Do this — Arrange the stretch of records from the line containing "find-input[interactable] [485,109,1083,144]" through the line containing "code-line[interactable]: ## Whether", both included, as a JSON list of strings with one string per line and blank lines left out.

(Collected data entries)
——

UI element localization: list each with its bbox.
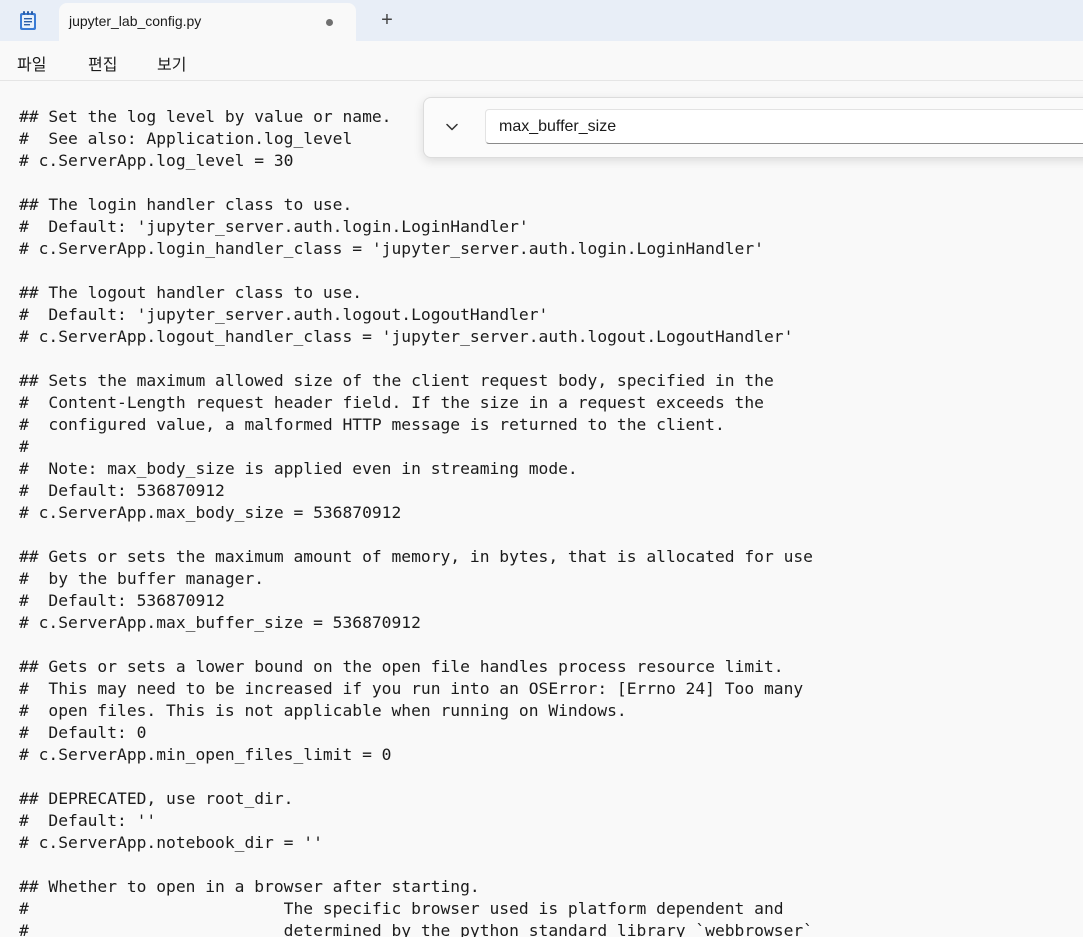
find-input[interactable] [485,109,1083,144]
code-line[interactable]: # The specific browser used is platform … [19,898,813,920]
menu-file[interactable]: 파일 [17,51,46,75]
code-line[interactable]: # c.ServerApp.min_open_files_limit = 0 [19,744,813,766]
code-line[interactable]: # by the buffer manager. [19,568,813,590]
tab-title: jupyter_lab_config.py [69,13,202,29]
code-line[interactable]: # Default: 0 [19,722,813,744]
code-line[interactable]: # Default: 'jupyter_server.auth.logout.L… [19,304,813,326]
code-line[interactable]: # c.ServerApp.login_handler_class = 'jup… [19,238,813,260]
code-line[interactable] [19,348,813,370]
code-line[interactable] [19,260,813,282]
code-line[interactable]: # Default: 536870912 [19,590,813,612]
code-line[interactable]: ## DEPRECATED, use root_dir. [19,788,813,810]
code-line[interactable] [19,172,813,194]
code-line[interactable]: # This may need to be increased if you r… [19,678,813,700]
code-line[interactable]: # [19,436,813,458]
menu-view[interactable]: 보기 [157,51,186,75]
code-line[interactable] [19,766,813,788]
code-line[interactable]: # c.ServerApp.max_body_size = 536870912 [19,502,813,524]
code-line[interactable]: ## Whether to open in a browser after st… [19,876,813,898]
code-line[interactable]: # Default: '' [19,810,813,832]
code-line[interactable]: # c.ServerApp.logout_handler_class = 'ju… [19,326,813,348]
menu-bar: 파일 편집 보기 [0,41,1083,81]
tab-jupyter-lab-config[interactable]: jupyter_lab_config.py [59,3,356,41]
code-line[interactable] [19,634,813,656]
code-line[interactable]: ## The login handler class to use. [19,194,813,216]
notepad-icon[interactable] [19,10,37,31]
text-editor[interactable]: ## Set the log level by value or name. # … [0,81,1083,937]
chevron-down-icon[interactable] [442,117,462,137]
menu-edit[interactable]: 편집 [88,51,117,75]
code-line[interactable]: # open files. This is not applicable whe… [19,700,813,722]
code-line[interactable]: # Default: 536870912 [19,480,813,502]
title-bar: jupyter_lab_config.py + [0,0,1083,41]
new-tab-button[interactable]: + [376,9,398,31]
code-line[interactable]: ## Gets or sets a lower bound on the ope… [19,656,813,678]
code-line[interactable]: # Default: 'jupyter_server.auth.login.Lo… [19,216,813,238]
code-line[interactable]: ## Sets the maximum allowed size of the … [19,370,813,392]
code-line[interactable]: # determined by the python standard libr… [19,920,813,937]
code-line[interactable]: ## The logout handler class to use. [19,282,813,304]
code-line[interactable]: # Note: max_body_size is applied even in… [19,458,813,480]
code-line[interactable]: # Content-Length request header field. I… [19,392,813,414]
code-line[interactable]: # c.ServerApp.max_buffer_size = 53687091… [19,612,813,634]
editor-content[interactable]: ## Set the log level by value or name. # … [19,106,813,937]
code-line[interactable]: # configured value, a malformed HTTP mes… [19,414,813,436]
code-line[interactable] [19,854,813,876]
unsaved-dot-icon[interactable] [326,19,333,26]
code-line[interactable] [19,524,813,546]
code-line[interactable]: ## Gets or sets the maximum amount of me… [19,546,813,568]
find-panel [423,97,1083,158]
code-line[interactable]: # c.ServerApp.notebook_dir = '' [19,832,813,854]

——

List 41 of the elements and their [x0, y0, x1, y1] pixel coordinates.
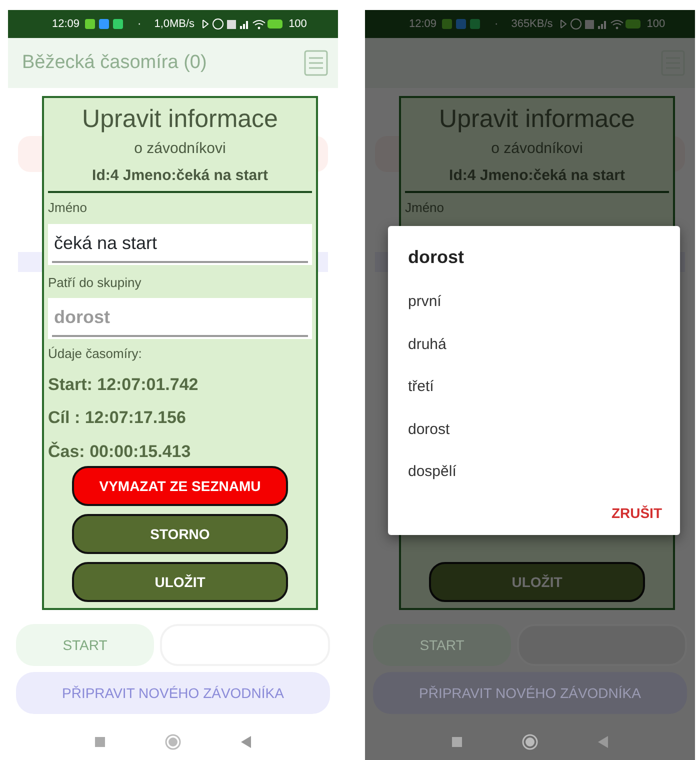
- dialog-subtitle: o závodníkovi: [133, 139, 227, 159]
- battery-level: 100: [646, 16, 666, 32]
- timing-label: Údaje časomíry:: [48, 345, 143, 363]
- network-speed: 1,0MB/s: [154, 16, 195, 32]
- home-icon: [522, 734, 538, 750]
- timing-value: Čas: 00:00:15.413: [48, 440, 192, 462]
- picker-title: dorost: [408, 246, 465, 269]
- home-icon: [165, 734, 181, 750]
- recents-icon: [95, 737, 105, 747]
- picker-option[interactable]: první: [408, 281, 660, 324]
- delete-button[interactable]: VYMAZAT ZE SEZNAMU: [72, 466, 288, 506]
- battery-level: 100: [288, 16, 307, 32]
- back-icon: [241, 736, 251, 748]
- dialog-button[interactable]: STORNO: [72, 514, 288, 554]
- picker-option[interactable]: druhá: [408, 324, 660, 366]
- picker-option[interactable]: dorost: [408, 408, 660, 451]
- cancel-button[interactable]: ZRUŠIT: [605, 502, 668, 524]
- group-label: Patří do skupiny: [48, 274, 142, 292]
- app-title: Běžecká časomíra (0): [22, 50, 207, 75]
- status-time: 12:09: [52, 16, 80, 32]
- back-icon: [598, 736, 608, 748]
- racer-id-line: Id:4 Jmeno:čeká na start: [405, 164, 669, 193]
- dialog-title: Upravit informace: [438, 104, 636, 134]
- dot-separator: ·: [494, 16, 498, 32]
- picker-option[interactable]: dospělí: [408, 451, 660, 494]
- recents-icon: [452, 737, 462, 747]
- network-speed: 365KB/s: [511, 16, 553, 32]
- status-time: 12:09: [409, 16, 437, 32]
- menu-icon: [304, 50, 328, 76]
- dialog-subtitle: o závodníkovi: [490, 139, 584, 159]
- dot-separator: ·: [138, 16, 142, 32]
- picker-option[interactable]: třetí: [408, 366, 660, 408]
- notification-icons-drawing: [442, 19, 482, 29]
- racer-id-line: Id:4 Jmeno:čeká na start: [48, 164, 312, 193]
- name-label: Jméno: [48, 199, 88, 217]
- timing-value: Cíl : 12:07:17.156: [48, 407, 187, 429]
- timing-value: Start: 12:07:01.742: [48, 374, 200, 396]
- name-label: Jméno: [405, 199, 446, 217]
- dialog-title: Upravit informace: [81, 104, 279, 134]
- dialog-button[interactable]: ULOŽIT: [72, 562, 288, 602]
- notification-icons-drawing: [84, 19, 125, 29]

——

Reply —
[
  "find-input[interactable] [485,109,1083,144]",
  "code-line[interactable]: # The specific browser used is platform … [19,898,813,920]",
  "menu-file[interactable]: 파일 [17,51,46,75]",
  "code-line[interactable]: # c.ServerApp.min_open_files_limit = 0 [19,744,813,766]",
  "code-line[interactable]: # by the buffer manager. [19,568,813,590]",
  "tab-title: jupyter_lab_config.py [69,13,202,29]",
  "code-line[interactable]: # Default: 0 [19,722,813,744]",
  "code-line[interactable]: # Default: 'jupyter_server.auth.logout.L… [19,304,813,326]",
  "code-line[interactable]: # c.ServerApp.login_handler_class = 'jup… [19,238,813,260]",
  "code-line[interactable] [19,348,813,370]",
  "code-line[interactable] [19,260,813,282]",
  "code-line[interactable]: # Default: 536870912 [19,590,813,612]",
  "code-line[interactable]: ## DEPRECATED, use root_dir. [19,788,813,810]",
  "code-line[interactable] [19,172,813,194]",
  "code-line[interactable]: # This may need to be increased if you r… [19,678,813,700]",
  "code-line[interactable]: # [19,436,813,458]",
  "menu-view[interactable]: 보기 [157,51,186,75]",
  "code-line[interactable] [19,766,813,788]",
  "code-line[interactable]: # c.ServerApp.max_body_size = 536870912 [19,502,813,524]",
  "code-line[interactable]: ## Whether to open in a browser after st… [19,876,813,898]"
]